◆ Work to complete
Every record should be written out exactly, with the pictures left out.
Begin Material for this exercise
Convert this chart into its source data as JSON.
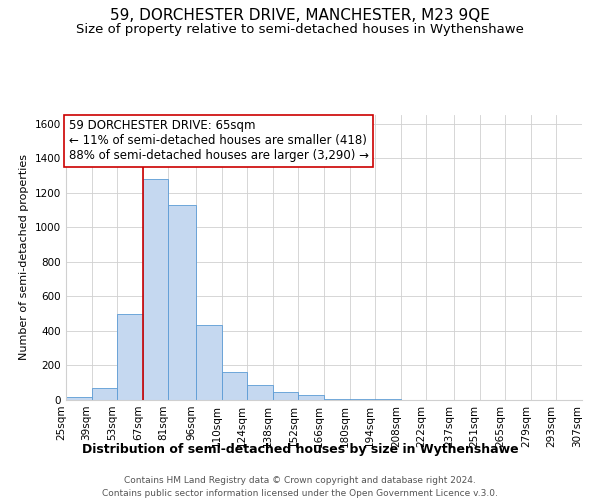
{
  "title": "59, DORCHESTER DRIVE, MANCHESTER, M23 9QE",
  "subtitle": "Size of property relative to semi-detached houses in Wythenshawe",
  "xlabel": "Distribution of semi-detached houses by size in Wythenshawe",
  "ylabel": "Number of semi-detached properties",
  "footer_lines": [
    "Contains HM Land Registry data © Crown copyright and database right 2024.",
    "Contains public sector information licensed under the Open Government Licence v.3.0."
  ],
  "annotation_title": "59 DORCHESTER DRIVE: 65sqm",
  "annotation_line1": "← 11% of semi-detached houses are smaller (418)",
  "annotation_line2": "88% of semi-detached houses are larger (3,290) →",
  "property_size": 65,
  "bin_edges": [
    25,
    39,
    53,
    67,
    81,
    96,
    110,
    124,
    138,
    152,
    166,
    180,
    194,
    208,
    222,
    237,
    251,
    265,
    279,
    293,
    307
  ],
  "bar_heights": [
    20,
    70,
    500,
    1280,
    1130,
    435,
    160,
    85,
    47,
    30,
    5,
    5,
    3,
    2,
    1,
    1,
    0,
    0,
    0,
    0
  ],
  "bar_color": "#c5d8f0",
  "bar_edge_color": "#5b9bd5",
  "vline_color": "#cc0000",
  "vline_x": 67,
  "ylim": [
    0,
    1650
  ],
  "yticks": [
    0,
    200,
    400,
    600,
    800,
    1000,
    1200,
    1400,
    1600
  ],
  "background_color": "#ffffff",
  "grid_color": "#d0d0d0",
  "annotation_box_color": "#ffffff",
  "annotation_box_edge": "#cc0000",
  "title_fontsize": 11,
  "subtitle_fontsize": 9.5,
  "xlabel_fontsize": 9,
  "ylabel_fontsize": 8,
  "tick_fontsize": 7.5,
  "annotation_fontsize": 8.5,
  "footer_fontsize": 6.5
}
End Material for this exercise
◆ The solution
Convert this chart into its source data as JSON.
{
  "title": "59, DORCHESTER DRIVE, MANCHESTER, M23 9QE",
  "subtitle": "Size of property relative to semi-detached houses in Wythenshawe",
  "xlabel": "Distribution of semi-detached houses by size in Wythenshawe",
  "ylabel": "Number of semi-detached properties",
  "footer_lines": [
    "Contains HM Land Registry data © Crown copyright and database right 2024.",
    "Contains public sector information licensed under the Open Government Licence v.3.0."
  ],
  "annotation_title": "59 DORCHESTER DRIVE: 65sqm",
  "annotation_line1": "← 11% of semi-detached houses are smaller (418)",
  "annotation_line2": "88% of semi-detached houses are larger (3,290) →",
  "property_size": 65,
  "bin_edges": [
    25,
    39,
    53,
    67,
    81,
    96,
    110,
    124,
    138,
    152,
    166,
    180,
    194,
    208,
    222,
    237,
    251,
    265,
    279,
    293,
    307
  ],
  "bar_heights": [
    20,
    70,
    500,
    1280,
    1130,
    435,
    160,
    85,
    47,
    30,
    5,
    5,
    3,
    2,
    1,
    1,
    0,
    0,
    0,
    0
  ],
  "bar_color": "#c5d8f0",
  "bar_edge_color": "#5b9bd5",
  "vline_color": "#cc0000",
  "vline_x": 67,
  "ylim": [
    0,
    1650
  ],
  "yticks": [
    0,
    200,
    400,
    600,
    800,
    1000,
    1200,
    1400,
    1600
  ],
  "background_color": "#ffffff",
  "grid_color": "#d0d0d0",
  "annotation_box_color": "#ffffff",
  "annotation_box_edge": "#cc0000",
  "title_fontsize": 11,
  "subtitle_fontsize": 9.5,
  "xlabel_fontsize": 9,
  "ylabel_fontsize": 8,
  "tick_fontsize": 7.5,
  "annotation_fontsize": 8.5,
  "footer_fontsize": 6.5
}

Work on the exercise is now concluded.